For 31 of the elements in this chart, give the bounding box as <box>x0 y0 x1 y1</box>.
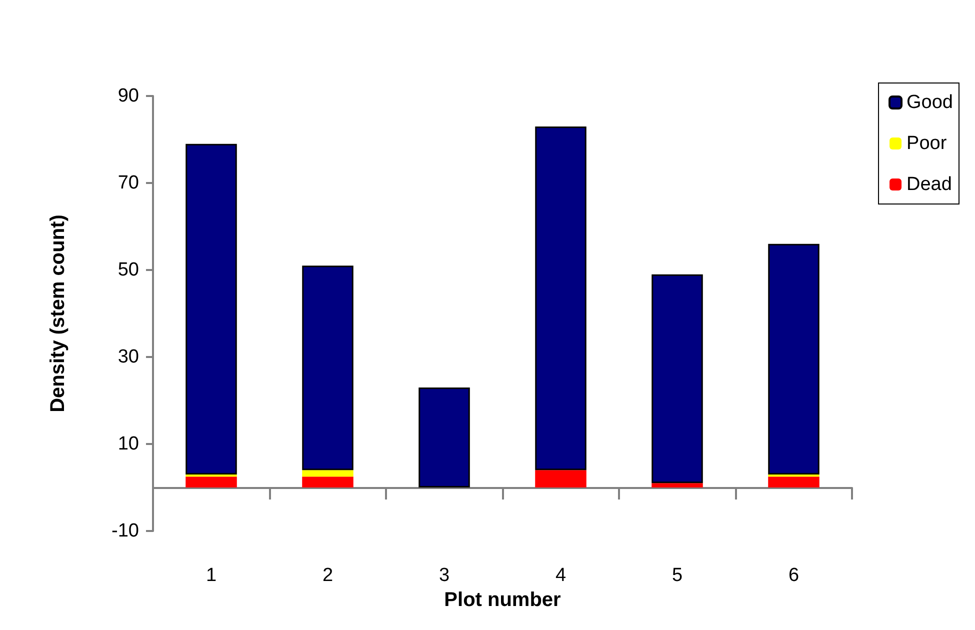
bar <box>186 476 237 488</box>
bar <box>535 126 586 470</box>
legend-label: Good <box>906 92 954 113</box>
y-axis-title: Density (stem count) <box>47 214 69 412</box>
bar <box>302 476 354 488</box>
bar <box>652 483 703 488</box>
bar <box>768 244 820 474</box>
x-axis-title: Plot number <box>444 588 562 611</box>
bar <box>768 476 820 488</box>
x-tick-label: 5 <box>672 565 683 586</box>
y-tick-label: 90 <box>118 86 139 106</box>
x-tick-label: 1 <box>206 565 217 586</box>
bar <box>418 387 470 488</box>
y-tick-label: 70 <box>118 172 139 194</box>
bar <box>302 470 354 477</box>
x-tick-label: 3 <box>438 565 450 586</box>
legend-label: Poor <box>906 133 948 154</box>
bar <box>302 266 354 470</box>
x-tick-label: 4 <box>555 565 566 586</box>
y-tick-label: -10 <box>112 520 139 542</box>
bar <box>535 470 586 488</box>
bar <box>186 474 237 477</box>
bar <box>186 144 237 474</box>
y-tick-label: 50 <box>118 260 139 280</box>
bar <box>768 474 820 477</box>
y-tick-label: 10 <box>118 434 139 454</box>
y-tick-label: 30 <box>118 346 139 368</box>
legend-label: Dead <box>906 174 952 195</box>
bar <box>652 274 703 484</box>
x-tick-label: 6 <box>788 565 800 586</box>
x-tick-label: 2 <box>322 565 334 586</box>
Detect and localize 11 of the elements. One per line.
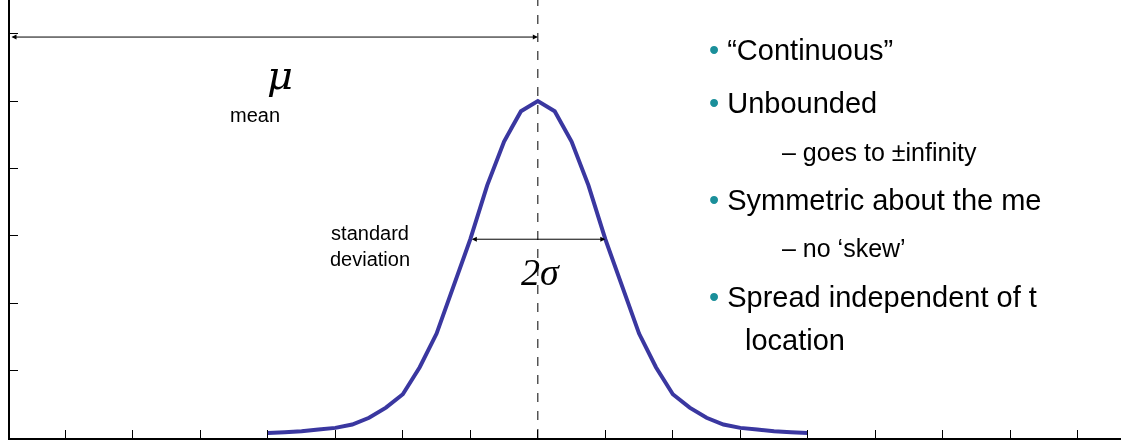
annotation: location (745, 324, 845, 356)
annotation: – goes to ±infinity (782, 138, 977, 166)
annotation: standard deviation (330, 222, 411, 270)
annotation: 2σ (521, 251, 560, 293)
annotation: – no ‘skew’ (782, 234, 906, 262)
annotation: • Unbounded (709, 87, 878, 119)
annotation: • Symmetric about the me (709, 184, 1042, 216)
annotation: mean (230, 104, 281, 126)
annotation: • Spread independent of t (709, 281, 1037, 313)
text: μ (267, 52, 293, 98)
text: • “Continuous” (709, 34, 894, 66)
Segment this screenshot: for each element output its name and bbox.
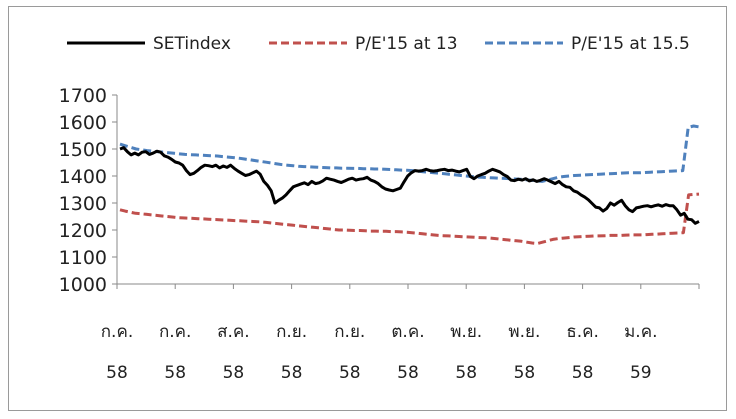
x-tick-month-label: พ.ย. xyxy=(450,322,482,342)
y-tick-label: 1000 xyxy=(59,274,107,296)
x-tick-year-label: 59 xyxy=(630,363,652,383)
x-tick-year-label: 58 xyxy=(339,363,361,383)
y-tick-label: 1700 xyxy=(59,85,107,107)
x-tick-year-label: 58 xyxy=(572,363,594,383)
legend-label: P/E'15 at 13 xyxy=(355,34,458,54)
x-tick-year-label: 58 xyxy=(281,363,303,383)
x-tick-month-label: ธ.ค. xyxy=(566,322,599,342)
y-tick-label: 1100 xyxy=(59,247,107,269)
y-tick-label: 1400 xyxy=(59,166,107,188)
chart-frame: 1000 1100 1200 1300 1400 1500 1600 1700 ก.ค. 58 ก.… xyxy=(8,6,727,411)
x-tick-year-label: 58 xyxy=(164,363,186,383)
x-tick-month-label: ส.ค. xyxy=(217,322,250,342)
legend-label: SETindex xyxy=(153,34,231,54)
x-tick-month-label: พ.ย. xyxy=(508,322,540,342)
x-tick-month-label: ม.ค. xyxy=(624,322,657,342)
x-tick-month-label: ก.ค. xyxy=(159,322,191,342)
x-tick-year-label: 58 xyxy=(514,363,536,383)
series-line-pe-15-5 xyxy=(119,124,700,183)
x-tick-year-label: 58 xyxy=(455,363,477,383)
y-tick-label: 1300 xyxy=(59,193,107,215)
legend-label: P/E'15 at 15.5 xyxy=(571,34,690,54)
line-chart: 1000 1100 1200 1300 1400 1500 1600 1700 ก.ค. 58 ก.… xyxy=(59,34,700,383)
y-tick-label: 1200 xyxy=(59,220,107,242)
x-tick-month-label: ก.ค. xyxy=(101,322,133,342)
x-tick-month-label: ต.ค. xyxy=(391,322,424,342)
x-tick-year-label: 58 xyxy=(223,363,245,383)
series-line-pe-13 xyxy=(119,192,700,245)
x-tick-month-label: ก.ย. xyxy=(334,322,365,342)
series-line-setindex xyxy=(119,146,700,225)
x-tick-month-label: ก.ย. xyxy=(276,322,307,342)
y-tick-label: 1500 xyxy=(59,139,107,161)
x-tick-year-label: 58 xyxy=(106,363,128,383)
x-tick-year-label: 58 xyxy=(397,363,419,383)
y-tick-label: 1600 xyxy=(59,112,107,134)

◆ ◆ ◆ ◆

Given task
Update all the rows above by changing every "legend-label" to "legend-entry" and leaving everything else as it is. Leave the pictures out.

Correct response
For 31 of the elements in this chart, give the bounding box as <box>x0 y0 x1 y1</box>.
bar <box>186 476 237 488</box>
bar <box>535 126 586 470</box>
legend-entry: Good <box>906 92 954 113</box>
y-axis-title: Density (stem count) <box>47 214 69 412</box>
bar <box>302 476 354 488</box>
bar <box>652 483 703 488</box>
bar <box>768 244 820 474</box>
x-axis-title: Plot number <box>444 588 562 611</box>
bar <box>768 476 820 488</box>
x-tick-label: 5 <box>672 565 683 586</box>
y-tick-label: 90 <box>118 86 139 106</box>
x-tick-label: 1 <box>206 565 217 586</box>
bar <box>418 387 470 488</box>
y-tick-label: 70 <box>118 172 139 194</box>
bar <box>302 470 354 477</box>
x-tick-label: 3 <box>438 565 450 586</box>
legend-entry: Poor <box>906 133 948 154</box>
bar <box>302 266 354 470</box>
x-tick-label: 4 <box>555 565 566 586</box>
y-tick-label: -10 <box>112 520 139 542</box>
bar <box>535 470 586 488</box>
bar <box>186 474 237 477</box>
bar <box>186 144 237 474</box>
y-tick-label: 50 <box>118 260 139 280</box>
bar <box>768 474 820 477</box>
y-tick-label: 10 <box>118 434 139 454</box>
y-tick-label: 30 <box>118 346 139 368</box>
legend-entry: Dead <box>906 174 952 195</box>
bar <box>652 274 703 484</box>
x-tick-label: 6 <box>788 565 800 586</box>
x-tick-label: 2 <box>322 565 334 586</box>
Detect and localize 11 of the elements. One per line.
annotation: location (745, 324, 845, 356)
annotation: – goes to ±infinity (782, 138, 977, 166)
annotation: standard deviation (330, 222, 411, 270)
annotation: 2σ (521, 251, 560, 293)
annotation: – no ‘skew’ (782, 234, 906, 262)
annotation: • Unbounded (709, 87, 878, 119)
annotation: • Symmetric about the me (709, 184, 1042, 216)
annotation: mean (230, 104, 281, 126)
annotation: • Spread independent of t (709, 281, 1037, 313)
text: μ (267, 52, 293, 98)
text: • “Continuous” (709, 34, 894, 66)
Segment this screenshot: for each element output its name and bbox.
x-tick-month-label: พ.ย. xyxy=(450,322,482,342)
y-tick-label: 1000 xyxy=(59,274,107,296)
x-tick-year-label: 59 xyxy=(630,363,652,383)
x-tick-year-label: 58 xyxy=(339,363,361,383)
y-tick-label: 1700 xyxy=(59,85,107,107)
x-tick-year-label: 58 xyxy=(572,363,594,383)
legend-entry: P/E'15 at 13 xyxy=(355,34,458,54)
x-tick-year-label: 58 xyxy=(281,363,303,383)
x-tick-month-label: ธ.ค. xyxy=(566,322,599,342)
y-tick-label: 1100 xyxy=(59,247,107,269)
y-tick-label: 1400 xyxy=(59,166,107,188)
chart-frame: 1000 1100 1200 1300 1400 1500 1600 1700 ก.ค. 58 ก.… xyxy=(8,6,727,411)
x-tick-year-label: 58 xyxy=(164,363,186,383)
x-tick-month-label: ส.ค. xyxy=(217,322,250,342)
legend-entry: SETindex xyxy=(153,34,231,54)
x-tick-month-label: พ.ย. xyxy=(508,322,540,342)
x-tick-month-label: ม.ค. xyxy=(624,322,657,342)
x-tick-month-label: ก.ค. xyxy=(159,322,191,342)
x-tick-year-label: 58 xyxy=(514,363,536,383)
series-line-pe-15-5 xyxy=(119,124,700,183)
x-tick-year-label: 58 xyxy=(455,363,477,383)
y-tick-label: 1300 xyxy=(59,193,107,215)
legend-entry: P/E'15 at 15.5 xyxy=(571,34,690,54)
line-chart: 1000 1100 1200 1300 1400 1500 1600 1700 ก.ค. 58 ก.… xyxy=(59,34,700,383)
y-tick-label: 1200 xyxy=(59,220,107,242)
x-tick-month-label: ก.ค. xyxy=(101,322,133,342)
x-tick-month-label: ต.ค. xyxy=(391,322,424,342)
x-tick-year-label: 58 xyxy=(223,363,245,383)
series-line-pe-13 xyxy=(119,192,700,245)
x-tick-month-label: ก.ย. xyxy=(334,322,365,342)
series-line-setindex xyxy=(119,146,700,225)
x-tick-month-label: ก.ย. xyxy=(276,322,307,342)
y-tick-label: 1500 xyxy=(59,139,107,161)
x-tick-year-label: 58 xyxy=(106,363,128,383)
x-tick-year-label: 58 xyxy=(397,363,419,383)
y-tick-label: 1600 xyxy=(59,112,107,134)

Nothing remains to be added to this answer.